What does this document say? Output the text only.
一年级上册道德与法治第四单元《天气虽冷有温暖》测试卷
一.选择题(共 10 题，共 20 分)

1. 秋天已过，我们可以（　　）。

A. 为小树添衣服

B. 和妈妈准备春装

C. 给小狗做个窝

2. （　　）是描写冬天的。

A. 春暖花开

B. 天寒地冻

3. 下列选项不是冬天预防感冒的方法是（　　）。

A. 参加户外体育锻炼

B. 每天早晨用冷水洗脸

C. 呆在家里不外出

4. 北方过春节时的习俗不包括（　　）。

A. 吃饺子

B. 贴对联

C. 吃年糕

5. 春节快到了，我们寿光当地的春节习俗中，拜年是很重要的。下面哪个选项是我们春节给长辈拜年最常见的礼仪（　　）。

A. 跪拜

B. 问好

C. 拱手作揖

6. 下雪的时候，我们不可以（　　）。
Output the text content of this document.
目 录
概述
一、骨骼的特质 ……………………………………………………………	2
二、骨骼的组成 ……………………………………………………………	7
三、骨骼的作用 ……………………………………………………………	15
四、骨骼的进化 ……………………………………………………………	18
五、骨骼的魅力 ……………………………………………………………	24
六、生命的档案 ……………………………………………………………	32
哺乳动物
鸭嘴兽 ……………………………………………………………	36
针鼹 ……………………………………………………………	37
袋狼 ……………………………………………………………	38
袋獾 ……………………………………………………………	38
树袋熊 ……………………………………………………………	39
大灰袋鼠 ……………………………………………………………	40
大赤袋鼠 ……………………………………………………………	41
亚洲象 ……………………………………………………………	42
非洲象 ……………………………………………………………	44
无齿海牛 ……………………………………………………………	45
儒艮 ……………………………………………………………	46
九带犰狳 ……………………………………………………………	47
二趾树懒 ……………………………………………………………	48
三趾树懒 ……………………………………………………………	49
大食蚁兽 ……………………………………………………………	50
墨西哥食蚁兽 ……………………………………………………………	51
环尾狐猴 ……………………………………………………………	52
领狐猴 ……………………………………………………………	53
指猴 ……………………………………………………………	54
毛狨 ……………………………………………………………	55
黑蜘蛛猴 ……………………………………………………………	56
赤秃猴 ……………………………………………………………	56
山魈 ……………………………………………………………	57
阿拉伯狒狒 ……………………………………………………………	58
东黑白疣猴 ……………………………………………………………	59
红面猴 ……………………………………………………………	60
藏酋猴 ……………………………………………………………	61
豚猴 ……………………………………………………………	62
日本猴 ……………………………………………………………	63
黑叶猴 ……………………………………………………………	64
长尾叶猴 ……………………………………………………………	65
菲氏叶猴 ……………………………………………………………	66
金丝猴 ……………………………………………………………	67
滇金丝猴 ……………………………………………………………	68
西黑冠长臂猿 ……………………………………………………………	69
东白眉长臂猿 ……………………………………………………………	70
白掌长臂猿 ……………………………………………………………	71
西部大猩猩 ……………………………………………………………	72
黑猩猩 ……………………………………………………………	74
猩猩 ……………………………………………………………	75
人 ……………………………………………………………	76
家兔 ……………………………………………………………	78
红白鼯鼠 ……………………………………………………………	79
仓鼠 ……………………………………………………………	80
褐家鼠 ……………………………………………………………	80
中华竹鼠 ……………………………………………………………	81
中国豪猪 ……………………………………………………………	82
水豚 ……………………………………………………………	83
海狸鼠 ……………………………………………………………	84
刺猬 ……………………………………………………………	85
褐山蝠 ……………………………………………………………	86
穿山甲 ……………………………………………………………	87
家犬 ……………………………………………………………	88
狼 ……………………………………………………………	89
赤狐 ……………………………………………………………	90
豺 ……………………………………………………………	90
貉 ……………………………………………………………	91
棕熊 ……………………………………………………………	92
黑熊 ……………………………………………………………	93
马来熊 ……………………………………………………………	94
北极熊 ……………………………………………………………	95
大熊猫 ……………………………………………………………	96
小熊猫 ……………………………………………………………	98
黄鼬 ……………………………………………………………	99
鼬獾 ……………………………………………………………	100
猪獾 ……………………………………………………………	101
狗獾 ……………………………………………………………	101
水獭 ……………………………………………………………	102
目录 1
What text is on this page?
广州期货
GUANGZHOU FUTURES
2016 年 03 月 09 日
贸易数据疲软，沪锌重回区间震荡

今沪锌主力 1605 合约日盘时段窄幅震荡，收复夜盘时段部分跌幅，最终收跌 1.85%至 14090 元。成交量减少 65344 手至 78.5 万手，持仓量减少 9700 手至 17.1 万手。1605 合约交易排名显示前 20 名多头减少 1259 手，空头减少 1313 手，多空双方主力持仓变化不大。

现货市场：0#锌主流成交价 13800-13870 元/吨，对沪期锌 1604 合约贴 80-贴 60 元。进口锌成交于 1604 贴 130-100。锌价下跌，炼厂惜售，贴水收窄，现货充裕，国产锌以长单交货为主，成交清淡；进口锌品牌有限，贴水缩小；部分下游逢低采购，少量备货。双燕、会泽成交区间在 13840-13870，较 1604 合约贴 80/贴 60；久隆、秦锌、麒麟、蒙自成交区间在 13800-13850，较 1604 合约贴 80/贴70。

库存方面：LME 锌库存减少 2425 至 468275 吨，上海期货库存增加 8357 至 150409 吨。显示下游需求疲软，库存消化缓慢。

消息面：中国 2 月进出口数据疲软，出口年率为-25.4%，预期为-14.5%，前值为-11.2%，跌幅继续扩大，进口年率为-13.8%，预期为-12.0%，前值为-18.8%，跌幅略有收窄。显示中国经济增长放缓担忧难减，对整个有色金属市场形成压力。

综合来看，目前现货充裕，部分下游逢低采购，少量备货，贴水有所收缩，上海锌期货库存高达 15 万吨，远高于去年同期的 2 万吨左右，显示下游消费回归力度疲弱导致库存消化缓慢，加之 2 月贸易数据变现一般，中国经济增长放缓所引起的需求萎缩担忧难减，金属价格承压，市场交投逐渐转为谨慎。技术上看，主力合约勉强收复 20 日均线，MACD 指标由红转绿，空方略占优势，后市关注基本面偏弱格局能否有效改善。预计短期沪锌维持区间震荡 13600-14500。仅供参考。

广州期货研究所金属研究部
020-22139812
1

---

- [Written problem] From the entries above, return each line with the word "this" in it.

- [Output of the exercise]
What does this document say? Output the text only.
Output the text content of this document.
What text is on this page?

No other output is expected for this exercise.